TASK TO CARRY OUT >> Select the lines below containing the word "UDMR".

— START OF INPUT ROWS —

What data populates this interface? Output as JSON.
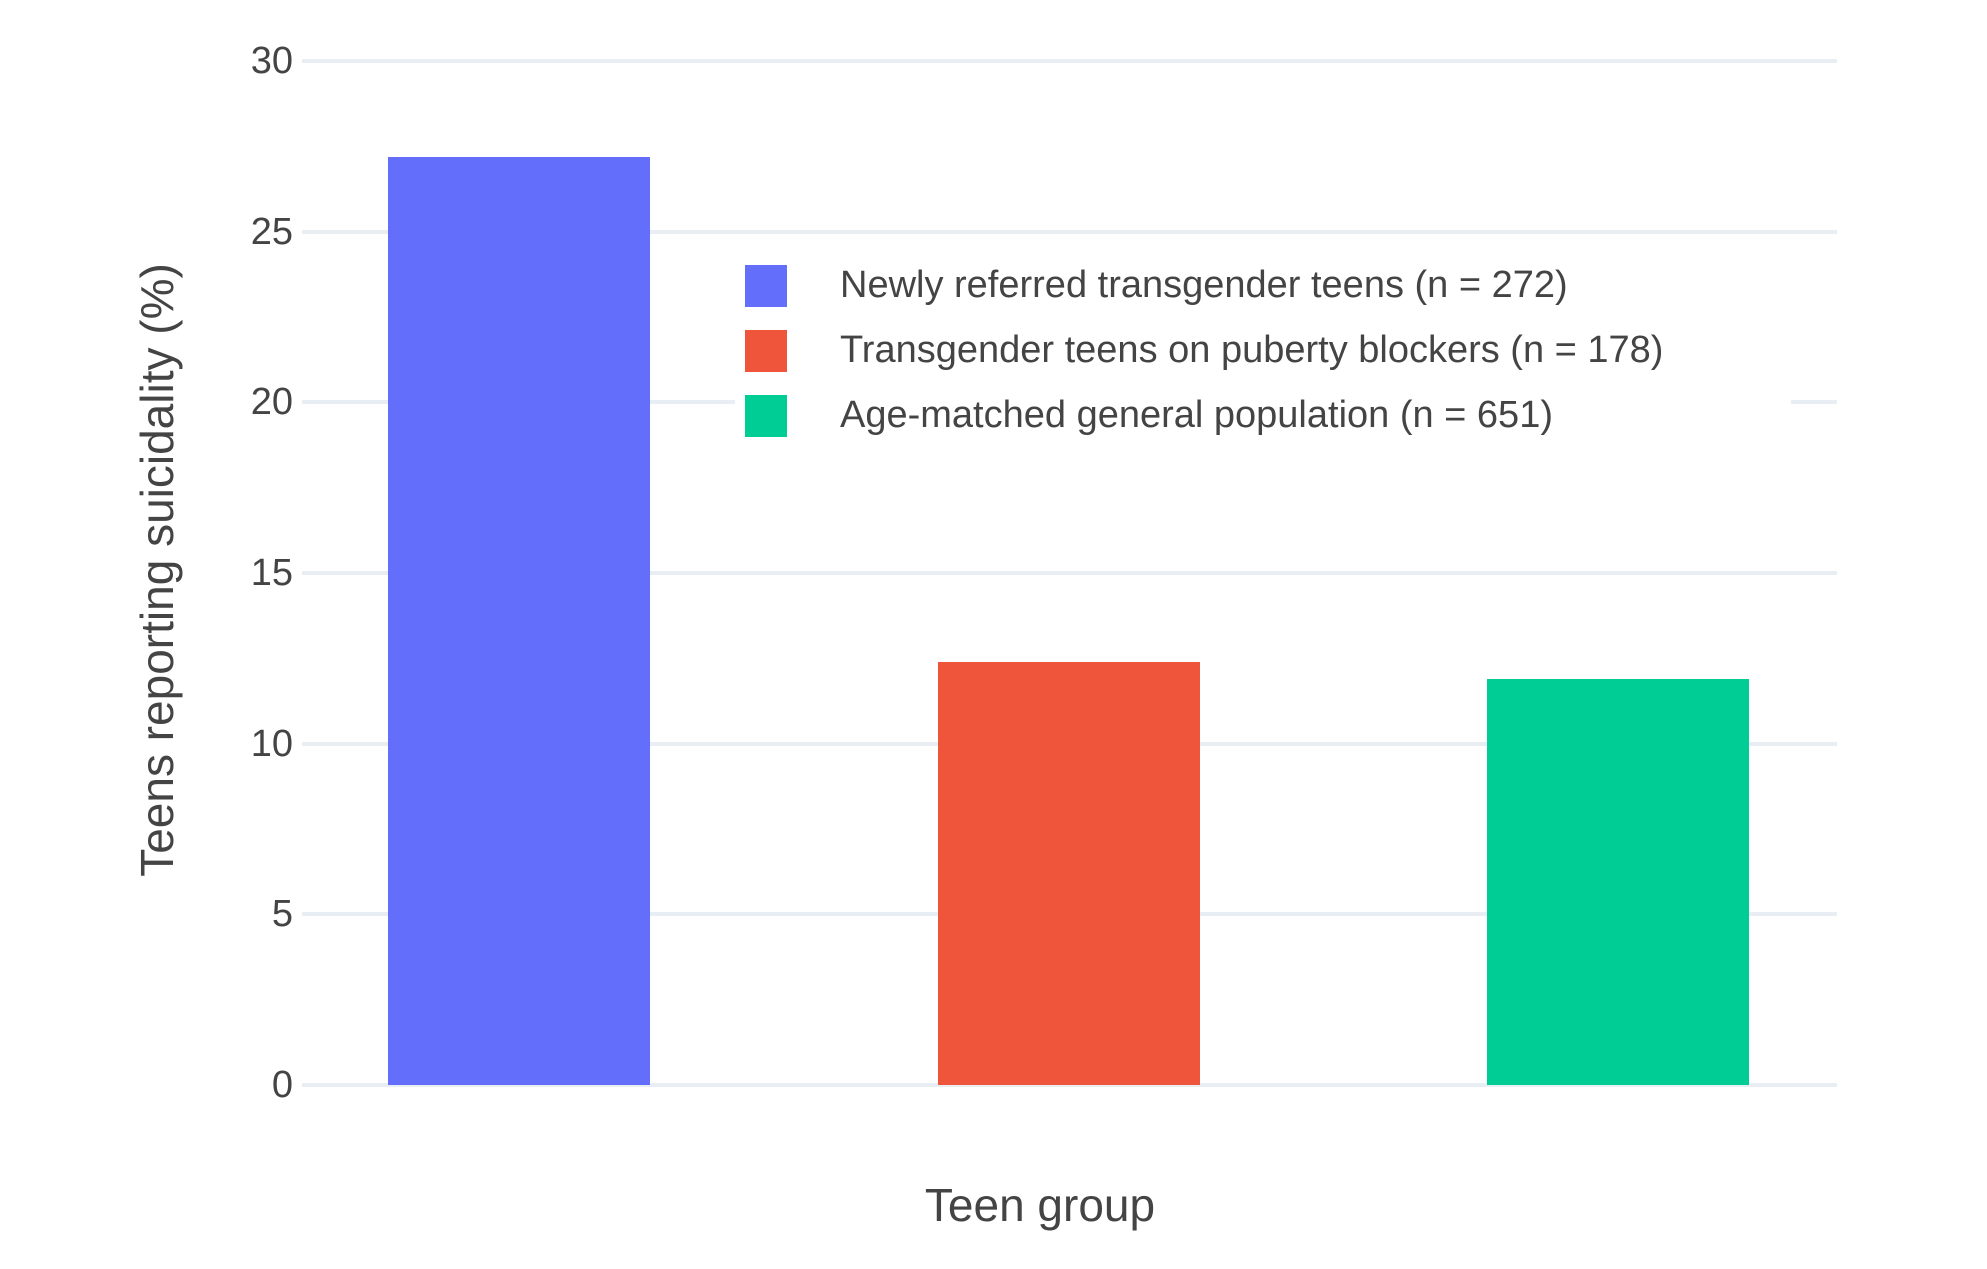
{
  "figure": {
    "background_color": "#ffffff",
    "text_color": "#444444",
    "grid_color": "#E9EDF4"
  },
  "chart_data": {
    "type": "bar",
    "title": "",
    "xlabel": "Teen group",
    "ylabel": "Teens reporting suicidality (%)",
    "categories": [
      "Newly referred transgender teens (n = 272)",
      "Transgender teens on puberty blockers (n = 178)",
      "Age-matched general population (n = 651)"
    ],
    "values": [
      27.2,
      12.4,
      11.9
    ],
    "bar_colors": [
      "#636EFA",
      "#EF553B",
      "#00CC96"
    ],
    "ylim": [
      0,
      30
    ],
    "yticks": [
      0,
      5,
      10,
      15,
      20,
      25,
      30
    ],
    "grid": "horizontal",
    "x_tick_labels_visible": false,
    "legend": {
      "position": "inside-upper-right",
      "entries": [
        {
          "label": "Newly referred transgender teens (n = 272)",
          "color": "#636EFA"
        },
        {
          "label": "Transgender teens on puberty blockers (n = 178)",
          "color": "#EF553B"
        },
        {
          "label": "Age-matched general population (n = 651)",
          "color": "#00CC96"
        }
      ]
    }
  }
}
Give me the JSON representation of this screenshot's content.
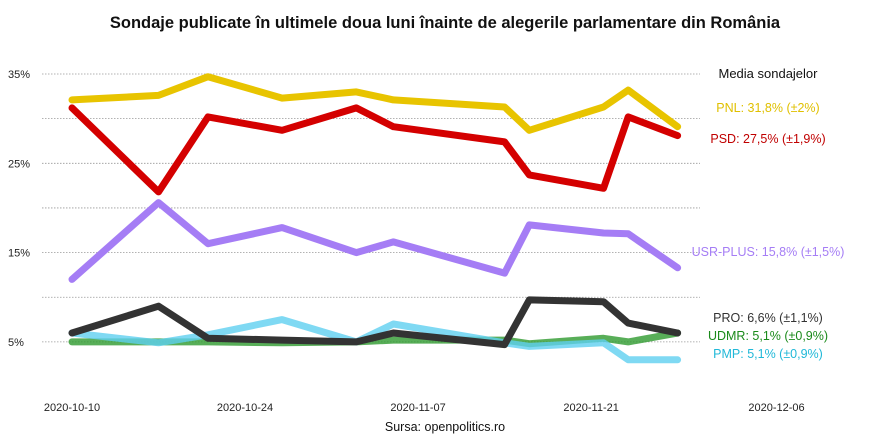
{
  "chart_data": {
    "type": "line",
    "title": "Sondaje publicate în ultimele doua luni înainte de alegerile parlamentare din România",
    "source": "Sursa: openpolitics.ro",
    "legend_title": "Media sondajelor",
    "xlabel": "",
    "ylabel": "",
    "x_ticks": [
      "2020-10-10",
      "2020-10-24",
      "2020-11-07",
      "2020-11-21",
      "2020-12-06"
    ],
    "y_ticks": [
      "5%",
      "15%",
      "25%",
      "35%"
    ],
    "xlim": [
      "2020-10-05",
      "2020-12-10"
    ],
    "ylim": [
      0,
      37
    ],
    "grid": "horizontal dotted every 5%",
    "legend_placement": "right",
    "x": [
      "2020-10-10",
      "2020-10-17",
      "2020-10-21",
      "2020-10-27",
      "2020-11-02",
      "2020-11-05",
      "2020-11-14",
      "2020-11-16",
      "2020-11-22",
      "2020-11-24",
      "2020-11-28"
    ],
    "series": [
      {
        "name": "PNL",
        "label": "PNL: 31,8% (±2%)",
        "color": "#e8c400",
        "values": [
          32.1,
          32.6,
          34.7,
          32.3,
          33.0,
          32.1,
          31.3,
          28.7,
          31.3,
          33.2,
          29.1
        ]
      },
      {
        "name": "PSD",
        "label": "PSD: 27,5% (±1,9%)",
        "color": "#d40000",
        "values": [
          31.2,
          21.8,
          30.2,
          28.7,
          31.2,
          29.1,
          27.4,
          23.7,
          22.2,
          30.2,
          28.1
        ]
      },
      {
        "name": "USR-PLUS",
        "label": "USR-PLUS: 15,8% (±1,5%)",
        "color": "#a57df5",
        "values": [
          12.0,
          20.6,
          16.0,
          17.8,
          15.0,
          16.2,
          12.7,
          18.1,
          17.2,
          17.1,
          13.3
        ]
      },
      {
        "name": "UDMR",
        "label": "UDMR: 5,1% (±0,9%)",
        "color": "#2e9a2e",
        "values": [
          5.0,
          5.0,
          5.0,
          4.9,
          5.0,
          5.2,
          5.2,
          4.8,
          5.4,
          5.0,
          6.0
        ]
      },
      {
        "name": "PMP",
        "label": "PMP: 5,1% (±0,9%)",
        "color": "#5fd0f0",
        "values": [
          6.0,
          4.9,
          5.8,
          7.5,
          5.0,
          7.0,
          4.9,
          4.5,
          4.9,
          3.0,
          3.0
        ]
      },
      {
        "name": "PRO",
        "label": "PRO: 6,6% (±1,1%)",
        "color": "#333333",
        "values": [
          6.0,
          9.0,
          5.4,
          5.2,
          5.0,
          6.0,
          4.7,
          9.7,
          9.5,
          7.1,
          6.0
        ]
      }
    ],
    "label_colors": {
      "PNL": "#e0c000",
      "PSD": "#c00000",
      "USR-PLUS": "#a57df5",
      "PRO": "#333333",
      "UDMR": "#1a8a1a",
      "PMP": "#20b8d8"
    }
  }
}
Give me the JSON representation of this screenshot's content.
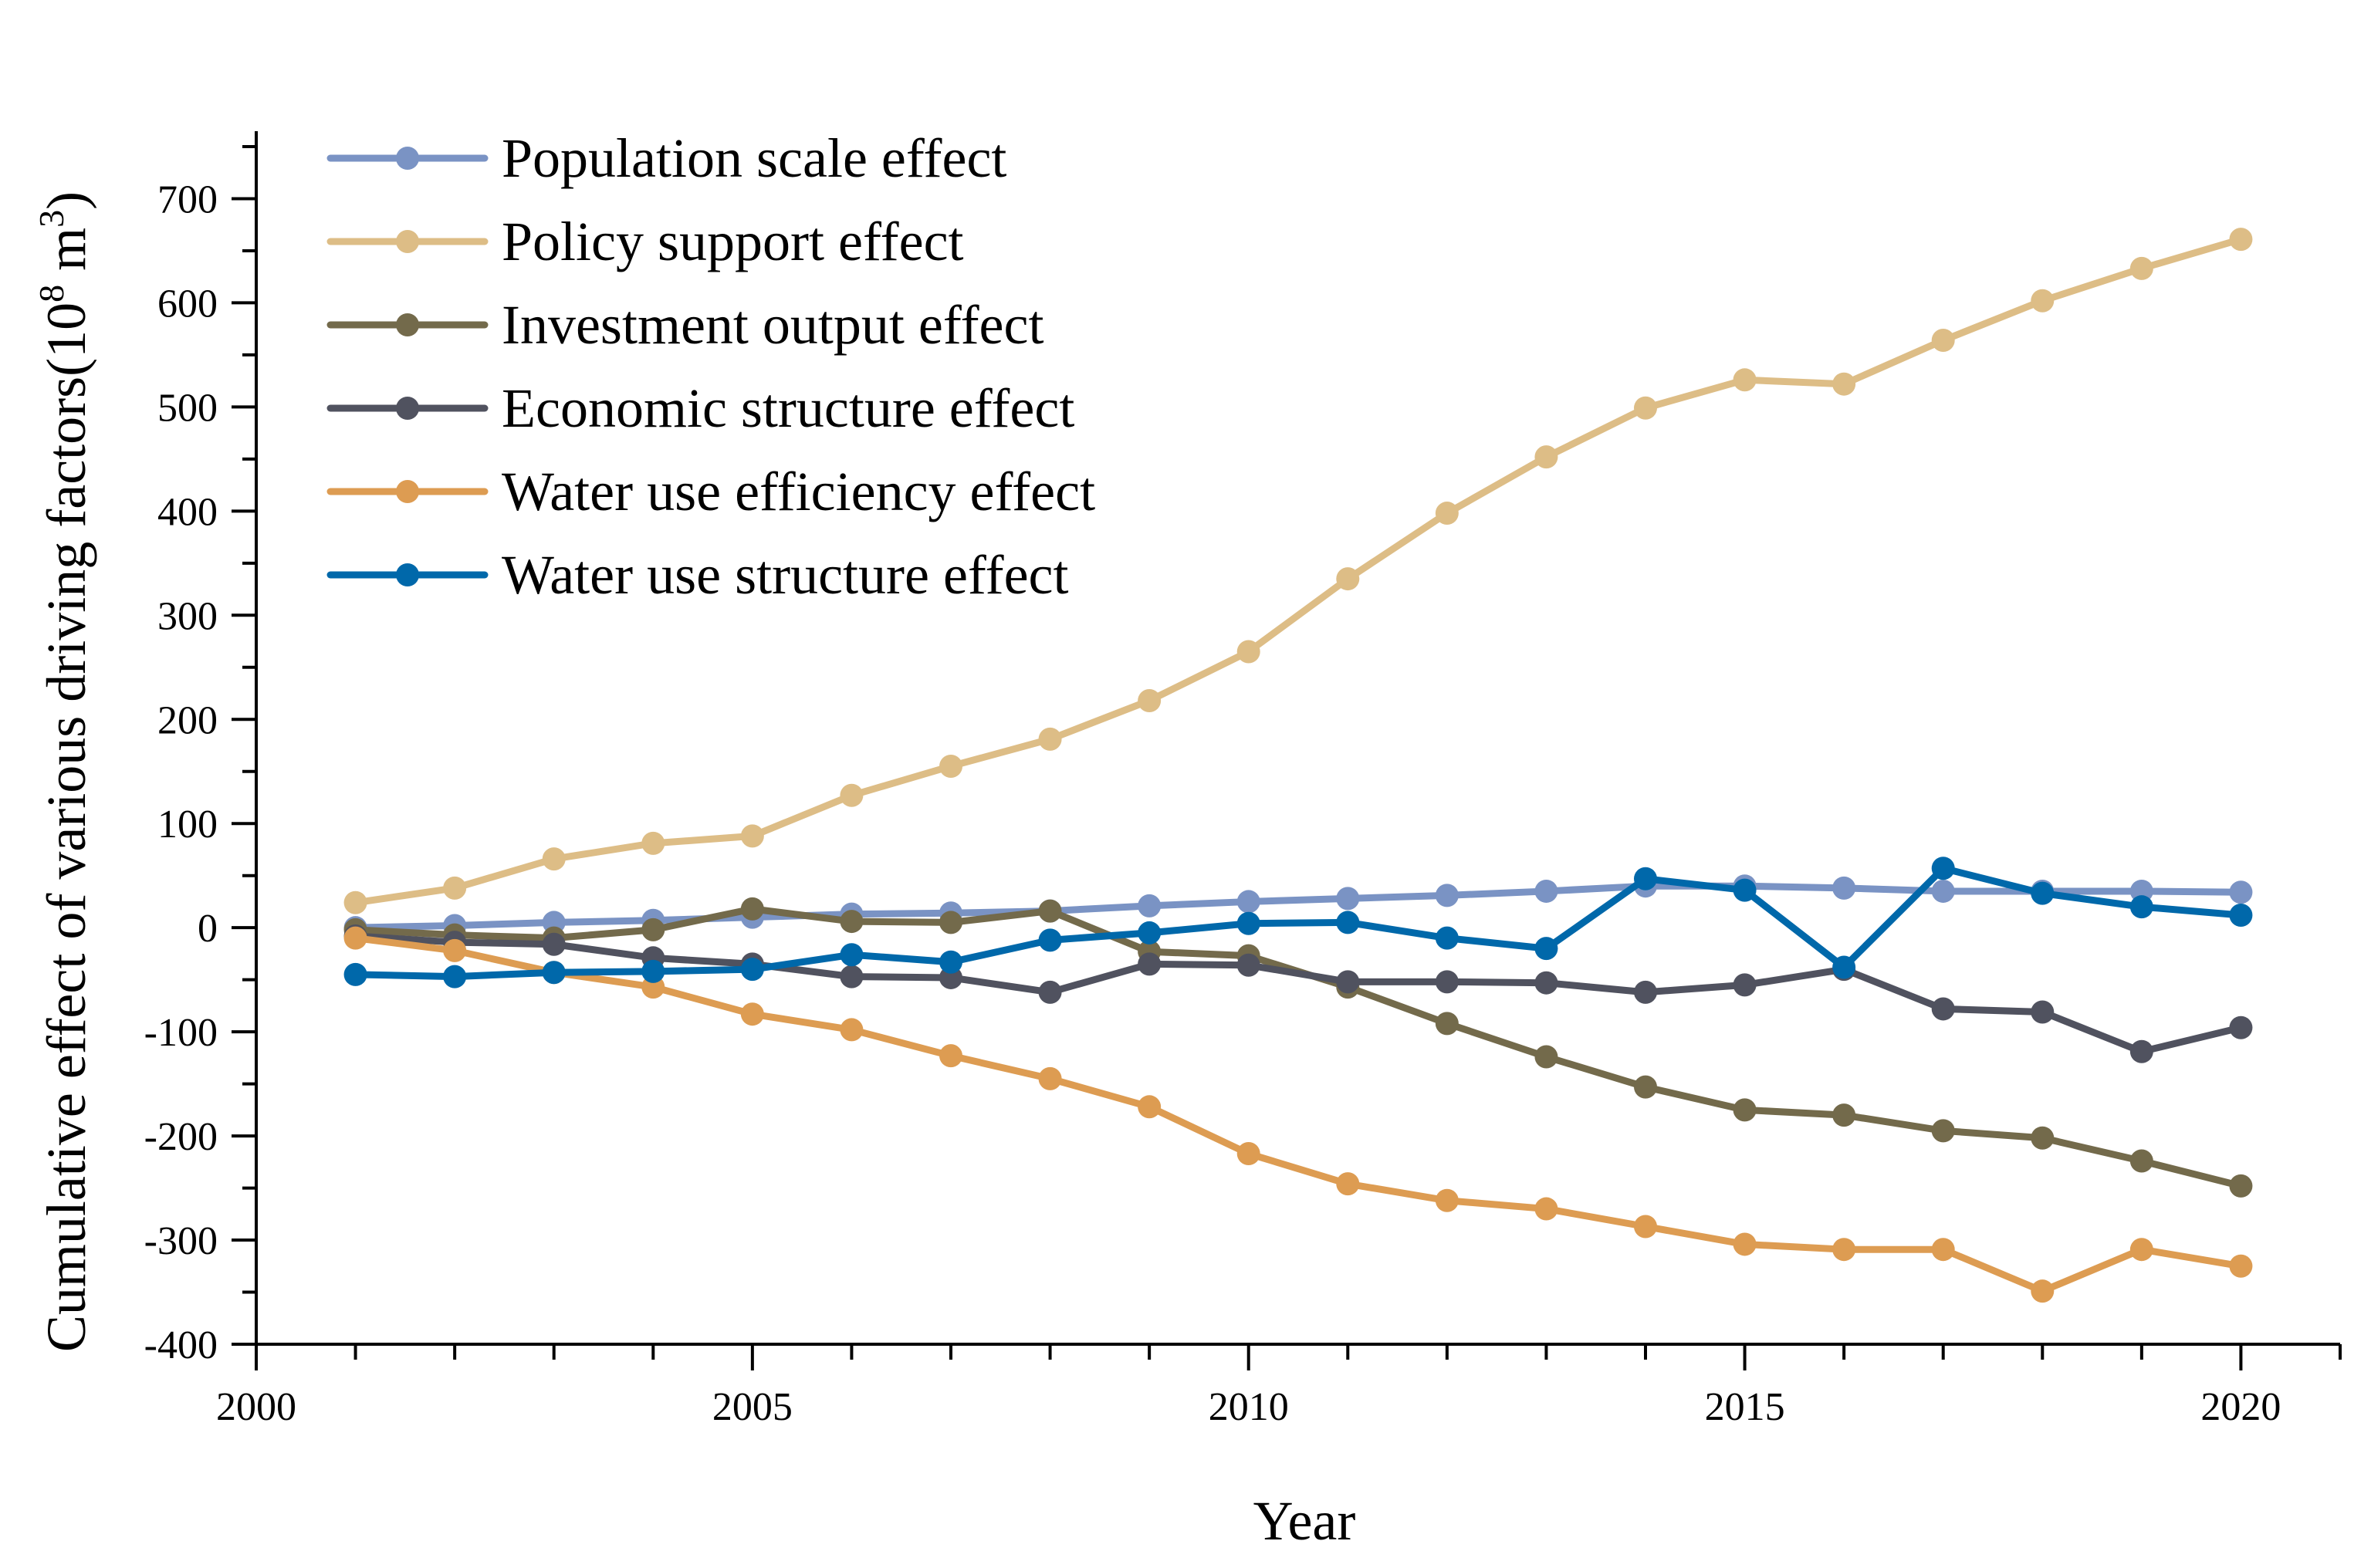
{
  "chart_data": {
    "type": "line",
    "title": "",
    "xlabel": "Year",
    "ylabel": "Cumulative effect of various driving factors(10",
    "ylabel_sup1": "8",
    "ylabel_mid": " m",
    "ylabel_sup2": "3",
    "ylabel_end": ")",
    "xlim": [
      2000,
      2021
    ],
    "ylim": [
      -400,
      750
    ],
    "xticks": [
      2000,
      2005,
      2010,
      2015,
      2020
    ],
    "xtick_labels": [
      "2000",
      "2005",
      "2010",
      "2015",
      "2020"
    ],
    "yticks": [
      -400,
      -300,
      -200,
      -100,
      0,
      100,
      200,
      300,
      400,
      500,
      600,
      700
    ],
    "ytick_labels": [
      "-400",
      "-300",
      "-200",
      "-100",
      "0",
      "100",
      "200",
      "300",
      "400",
      "500",
      "600",
      "700"
    ],
    "grid": false,
    "legend_position": "top-left",
    "x": [
      2001,
      2002,
      2003,
      2004,
      2005,
      2006,
      2007,
      2008,
      2009,
      2010,
      2011,
      2012,
      2013,
      2014,
      2015,
      2016,
      2017,
      2018,
      2019,
      2020
    ],
    "series": [
      {
        "name": "Population scale effect",
        "color": "#7a93c4",
        "values": [
          0,
          2,
          5,
          7,
          10,
          13,
          14,
          16,
          21,
          25,
          28,
          31,
          35,
          40,
          40,
          38,
          35,
          35,
          35,
          34
        ]
      },
      {
        "name": "Policy support effect",
        "color": "#ddbd86",
        "values": [
          24,
          38,
          66,
          81,
          88,
          127,
          155,
          181,
          218,
          265,
          335,
          398,
          452,
          499,
          526,
          522,
          564,
          602,
          633,
          661
        ]
      },
      {
        "name": "Investment output effect",
        "color": "#736a4b",
        "values": [
          -2,
          -7,
          -10,
          -2,
          18,
          6,
          5,
          16,
          -23,
          -27,
          -57,
          -92,
          -124,
          -153,
          -175,
          -180,
          -195,
          -202,
          -224,
          -248
        ]
      },
      {
        "name": "Economic structure effect",
        "color": "#50525f",
        "values": [
          -8,
          -14,
          -16,
          -29,
          -35,
          -47,
          -48,
          -62,
          -35,
          -36,
          -52,
          -52,
          -53,
          -62,
          -55,
          -40,
          -78,
          -81,
          -119,
          -96
        ]
      },
      {
        "name": "Water use efficiency effect",
        "color": "#dd9c52",
        "values": [
          -10,
          -22,
          -43,
          -57,
          -83,
          -98,
          -123,
          -145,
          -172,
          -217,
          -246,
          -262,
          -270,
          -287,
          -304,
          -309,
          -309,
          -349,
          -309,
          -325
        ]
      },
      {
        "name": "Water use structure effect",
        "color": "#0068aa",
        "values": [
          -45,
          -47,
          -43,
          -42,
          -40,
          -26,
          -33,
          -12,
          -5,
          4,
          5,
          -10,
          -20,
          47,
          36,
          -38,
          57,
          33,
          20,
          12
        ]
      }
    ]
  }
}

— END OF INPUT ROWS —

PROBLEM SOLUTION >>
        "name": "UDMR",
        "label": "UDMR: 5,1% (±0,9%)",
      "UDMR": "#1a8a1a",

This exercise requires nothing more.